TASK REQUIREMENTS: Copy out each line of the material below that holds the string "compounds".

TASK DATA:
--- BEGIN ---
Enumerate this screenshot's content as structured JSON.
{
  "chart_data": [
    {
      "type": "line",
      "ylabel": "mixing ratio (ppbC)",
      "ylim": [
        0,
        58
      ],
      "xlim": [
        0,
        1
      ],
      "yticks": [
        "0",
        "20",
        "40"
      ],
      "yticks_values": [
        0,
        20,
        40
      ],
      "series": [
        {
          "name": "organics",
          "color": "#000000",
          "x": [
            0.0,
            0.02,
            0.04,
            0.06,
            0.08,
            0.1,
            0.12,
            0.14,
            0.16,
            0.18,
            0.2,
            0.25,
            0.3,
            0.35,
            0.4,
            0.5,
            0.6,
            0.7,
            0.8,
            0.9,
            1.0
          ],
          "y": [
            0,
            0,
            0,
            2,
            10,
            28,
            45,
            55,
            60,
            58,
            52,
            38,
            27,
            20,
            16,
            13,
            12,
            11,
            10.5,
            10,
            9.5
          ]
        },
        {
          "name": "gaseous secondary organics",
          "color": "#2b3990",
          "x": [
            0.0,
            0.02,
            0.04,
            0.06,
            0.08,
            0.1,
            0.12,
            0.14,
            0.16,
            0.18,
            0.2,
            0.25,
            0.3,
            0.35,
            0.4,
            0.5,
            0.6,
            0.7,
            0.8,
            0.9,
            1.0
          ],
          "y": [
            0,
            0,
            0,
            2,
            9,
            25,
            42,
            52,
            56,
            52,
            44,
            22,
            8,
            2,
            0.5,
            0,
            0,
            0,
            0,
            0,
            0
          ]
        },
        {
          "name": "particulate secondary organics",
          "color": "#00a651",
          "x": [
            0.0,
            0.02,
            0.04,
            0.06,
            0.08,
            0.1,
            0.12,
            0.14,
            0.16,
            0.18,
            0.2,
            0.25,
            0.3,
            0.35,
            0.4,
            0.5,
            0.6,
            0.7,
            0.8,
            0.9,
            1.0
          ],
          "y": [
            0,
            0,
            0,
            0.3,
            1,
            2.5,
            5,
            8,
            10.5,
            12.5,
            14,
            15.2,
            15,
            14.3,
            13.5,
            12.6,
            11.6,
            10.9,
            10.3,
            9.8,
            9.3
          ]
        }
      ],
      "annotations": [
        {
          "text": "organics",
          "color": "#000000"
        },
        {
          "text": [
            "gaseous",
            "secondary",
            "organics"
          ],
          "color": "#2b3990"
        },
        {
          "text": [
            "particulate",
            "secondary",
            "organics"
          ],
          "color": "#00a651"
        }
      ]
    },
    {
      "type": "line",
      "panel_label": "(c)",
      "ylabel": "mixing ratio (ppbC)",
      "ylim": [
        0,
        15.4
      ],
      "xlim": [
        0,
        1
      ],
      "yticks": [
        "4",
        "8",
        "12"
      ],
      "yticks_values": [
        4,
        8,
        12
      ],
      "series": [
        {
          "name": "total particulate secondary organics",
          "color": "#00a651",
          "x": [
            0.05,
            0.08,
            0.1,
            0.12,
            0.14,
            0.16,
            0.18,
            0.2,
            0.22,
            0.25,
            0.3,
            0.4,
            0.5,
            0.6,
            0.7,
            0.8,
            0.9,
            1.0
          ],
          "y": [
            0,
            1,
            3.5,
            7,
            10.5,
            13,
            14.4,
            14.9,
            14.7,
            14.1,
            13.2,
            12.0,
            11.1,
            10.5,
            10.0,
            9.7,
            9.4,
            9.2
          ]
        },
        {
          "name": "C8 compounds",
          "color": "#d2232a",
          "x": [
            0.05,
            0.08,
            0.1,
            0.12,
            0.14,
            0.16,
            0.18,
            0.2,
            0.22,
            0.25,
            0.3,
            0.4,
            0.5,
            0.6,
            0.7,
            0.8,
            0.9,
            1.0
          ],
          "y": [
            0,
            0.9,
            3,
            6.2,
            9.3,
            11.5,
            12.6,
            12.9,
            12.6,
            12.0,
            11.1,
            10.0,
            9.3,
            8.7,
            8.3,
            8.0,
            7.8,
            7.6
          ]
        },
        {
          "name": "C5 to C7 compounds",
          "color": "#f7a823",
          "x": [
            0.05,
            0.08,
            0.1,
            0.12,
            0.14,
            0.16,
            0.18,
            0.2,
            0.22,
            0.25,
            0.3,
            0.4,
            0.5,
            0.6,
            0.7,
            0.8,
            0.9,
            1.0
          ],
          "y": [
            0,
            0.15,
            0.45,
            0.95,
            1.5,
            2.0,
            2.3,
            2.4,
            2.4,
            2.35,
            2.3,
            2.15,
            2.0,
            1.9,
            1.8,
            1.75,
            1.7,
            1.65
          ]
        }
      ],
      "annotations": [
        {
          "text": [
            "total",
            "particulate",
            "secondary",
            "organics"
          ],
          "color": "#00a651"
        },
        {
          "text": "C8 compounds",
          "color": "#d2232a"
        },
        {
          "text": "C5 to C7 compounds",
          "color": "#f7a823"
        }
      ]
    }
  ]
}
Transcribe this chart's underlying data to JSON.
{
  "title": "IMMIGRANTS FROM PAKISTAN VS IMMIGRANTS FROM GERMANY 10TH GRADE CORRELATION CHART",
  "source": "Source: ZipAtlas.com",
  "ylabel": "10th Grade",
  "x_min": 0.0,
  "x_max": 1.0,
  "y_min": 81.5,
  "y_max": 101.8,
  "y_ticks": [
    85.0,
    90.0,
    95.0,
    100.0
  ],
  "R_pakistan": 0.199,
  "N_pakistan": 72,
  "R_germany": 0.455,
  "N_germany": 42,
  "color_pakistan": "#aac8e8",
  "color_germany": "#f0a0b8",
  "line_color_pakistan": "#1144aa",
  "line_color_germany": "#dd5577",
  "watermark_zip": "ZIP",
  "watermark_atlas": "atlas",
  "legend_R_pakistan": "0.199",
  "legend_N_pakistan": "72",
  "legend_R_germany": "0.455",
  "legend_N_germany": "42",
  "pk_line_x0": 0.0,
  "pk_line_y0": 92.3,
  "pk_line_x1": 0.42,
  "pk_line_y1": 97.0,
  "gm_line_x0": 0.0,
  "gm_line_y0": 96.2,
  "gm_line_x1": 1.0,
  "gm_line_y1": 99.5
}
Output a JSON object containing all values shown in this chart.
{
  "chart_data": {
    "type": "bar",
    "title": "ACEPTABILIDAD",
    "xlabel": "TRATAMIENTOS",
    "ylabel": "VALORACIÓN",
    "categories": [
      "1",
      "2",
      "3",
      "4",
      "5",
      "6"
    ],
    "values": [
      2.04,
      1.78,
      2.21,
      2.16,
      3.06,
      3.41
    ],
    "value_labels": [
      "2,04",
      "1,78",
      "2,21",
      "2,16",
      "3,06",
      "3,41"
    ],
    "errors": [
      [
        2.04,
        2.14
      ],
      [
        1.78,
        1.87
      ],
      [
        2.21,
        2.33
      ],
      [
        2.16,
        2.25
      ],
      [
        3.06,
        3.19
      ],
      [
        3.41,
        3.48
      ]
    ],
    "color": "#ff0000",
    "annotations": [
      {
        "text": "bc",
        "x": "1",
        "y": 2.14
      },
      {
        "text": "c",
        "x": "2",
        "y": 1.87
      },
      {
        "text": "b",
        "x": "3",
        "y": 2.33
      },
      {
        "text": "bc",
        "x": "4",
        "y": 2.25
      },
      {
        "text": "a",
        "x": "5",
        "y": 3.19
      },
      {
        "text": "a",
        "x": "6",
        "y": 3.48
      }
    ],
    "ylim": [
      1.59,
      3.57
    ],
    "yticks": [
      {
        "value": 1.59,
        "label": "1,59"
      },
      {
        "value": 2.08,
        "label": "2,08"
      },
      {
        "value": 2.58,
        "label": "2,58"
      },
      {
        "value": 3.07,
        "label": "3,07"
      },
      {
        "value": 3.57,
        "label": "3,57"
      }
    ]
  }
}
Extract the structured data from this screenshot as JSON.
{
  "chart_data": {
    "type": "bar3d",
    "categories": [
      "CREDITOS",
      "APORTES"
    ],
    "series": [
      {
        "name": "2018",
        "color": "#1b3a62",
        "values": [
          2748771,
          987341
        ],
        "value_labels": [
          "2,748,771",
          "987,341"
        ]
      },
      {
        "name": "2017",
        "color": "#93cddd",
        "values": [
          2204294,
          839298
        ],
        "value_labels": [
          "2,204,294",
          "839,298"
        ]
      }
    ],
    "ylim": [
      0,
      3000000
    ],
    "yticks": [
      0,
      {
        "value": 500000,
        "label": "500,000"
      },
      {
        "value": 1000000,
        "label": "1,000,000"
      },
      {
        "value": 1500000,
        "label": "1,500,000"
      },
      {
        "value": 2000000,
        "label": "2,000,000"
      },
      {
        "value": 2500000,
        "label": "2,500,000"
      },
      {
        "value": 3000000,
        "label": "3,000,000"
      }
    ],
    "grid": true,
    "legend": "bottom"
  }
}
--- END ---
EXERCISE RESULT:
          "name": "C8 compounds",
          "name": "C5 to C7 compounds",
          "text": "C8 compounds",
          "text": "C5 to C7 compounds",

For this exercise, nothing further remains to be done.